PROBLEM: In your copy, include every line of the listing below exactly but none of the pictures.

DATA IN THIS EXERCISE:
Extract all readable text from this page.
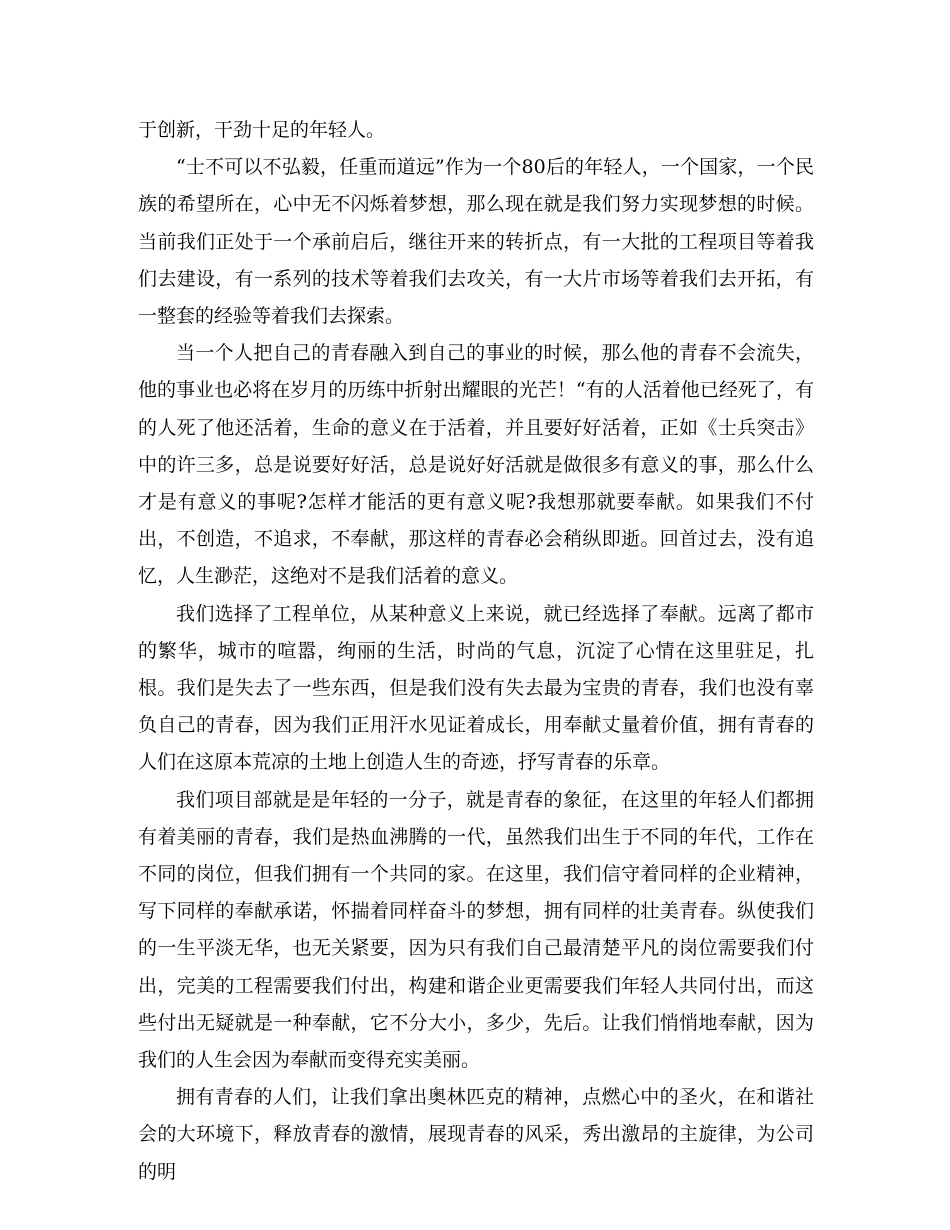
于创新，干劲十足的年轻人。

“士不可以不弘毅，任重而道远”作为一个80后的年轻人，一个国家，一个民族的希望所在，心中无不闪烁着梦想，那么现在就是我们努力实现梦想的时候。当前我们正处于一个承前启后，继往开来的转折点，有一大批的工程项目等着我们去建设，有一系列的技术等着我们去攻关，有一大片市场等着我们去开拓，有一整套的经验等着我们去探索。

当一个人把自己的青春融入到自己的事业的时候，那么他的青春不会流失，他的事业也必将在岁月的历练中折射出耀眼的光芒！“有的人活着他已经死了，有的人死了他还活着，生命的意义在于活着，并且要好好活着，正如《士兵突击》中的许三多，总是说要好好活，总是说好好活就是做很多有意义的事，那么什么才是有意义的事呢?怎样才能活的更有意义呢?我想那就要奉献。如果我们不付出，不创造，不追求，不奉献，那这样的青春必会稍纵即逝。回首过去，没有追忆，人生渺茫，这绝对不是我们活着的意义。

我们选择了工程单位，从某种意义上来说，就已经选择了奉献。远离了都市的繁华，城市的喧嚣，绚丽的生活，时尚的气息，沉淀了心情在这里驻足，扎根。我们是失去了一些东西，但是我们没有失去最为宝贵的青春，我们也没有辜负自己的青春，因为我们正用汗水见证着成长，用奉献丈量着价值，拥有青春的人们在这原本荒凉的土地上创造人生的奇迹，抒写青春的乐章。

我们项目部就是是年轻的一分子，就是青春的象征，在这里的年轻人们都拥有着美丽的青春，我们是热血沸腾的一代，虽然我们出生于不同的年代，工作在不同的岗位，但我们拥有一个共同的家。在这里，我们信守着同样的企业精神，写下同样的奉献承诺，怀揣着同样奋斗的梦想，拥有同样的壮美青春。纵使我们的一生平淡无华，也无关紧要，因为只有我们自己最清楚平凡的岗位需要我们付出，完美的工程需要我们付出，构建和谐企业更需要我们年轻人共同付出，而这些付出无疑就是一种奉献，它不分大小，多少，先后。让我们悄悄地奉献，因为我们的人生会因为奉献而变得充实美丽。

拥有青春的人们，让我们拿出奥林匹克的精神，点燃心中的圣火，在和谐社会的大环境下，释放青春的激情，展现青春的风采，秀出激昂的主旋律，为公司的明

RESPONSE:
Extract all readable text from this page.
于创新，干劲十足的年轻人。

“士不可以不弘毅，任重而道远”作为一个80后的年轻人，一个国家，一个民族的希望所在，心中无不闪烁着梦想，那么现在就是我们努力实现梦想的时候。当前我们正处于一个承前启后，继往开来的转折点，有一大批的工程项目等着我们去建设，有一系列的技术等着我们去攻关，有一大片市场等着我们去开拓，有一整套的经验等着我们去探索。

当一个人把自己的青春融入到自己的事业的时候，那么他的青春不会流失，他的事业也必将在岁月的历练中折射出耀眼的光芒！“有的人活着他已经死了，有的人死了他还活着，生命的意义在于活着，并且要好好活着，正如《士兵突击》中的许三多，总是说要好好活，总是说好好活就是做很多有意义的事，那么什么才是有意义的事呢?怎样才能活的更有意义呢?我想那就要奉献。如果我们不付出，不创造，不追求，不奉献，那这样的青春必会稍纵即逝。回首过去，没有追忆，人生渺茫，这绝对不是我们活着的意义。

我们选择了工程单位，从某种意义上来说，就已经选择了奉献。远离了都市的繁华，城市的喧嚣，绚丽的生活，时尚的气息，沉淀了心情在这里驻足，扎根。我们是失去了一些东西，但是我们没有失去最为宝贵的青春，我们也没有辜负自己的青春，因为我们正用汗水见证着成长，用奉献丈量着价值，拥有青春的人们在这原本荒凉的土地上创造人生的奇迹，抒写青春的乐章。

我们项目部就是是年轻的一分子，就是青春的象征，在这里的年轻人们都拥有着美丽的青春，我们是热血沸腾的一代，虽然我们出生于不同的年代，工作在不同的岗位，但我们拥有一个共同的家。在这里，我们信守着同样的企业精神，写下同样的奉献承诺，怀揣着同样奋斗的梦想，拥有同样的壮美青春。纵使我们的一生平淡无华，也无关紧要，因为只有我们自己最清楚平凡的岗位需要我们付出，完美的工程需要我们付出，构建和谐企业更需要我们年轻人共同付出，而这些付出无疑就是一种奉献，它不分大小，多少，先后。让我们悄悄地奉献，因为我们的人生会因为奉献而变得充实美丽。

拥有青春的人们，让我们拿出奥林匹克的精神，点燃心中的圣火，在和谐社会的大环境下，释放青春的激情，展现青春的风采，秀出激昂的主旋律，为公司的明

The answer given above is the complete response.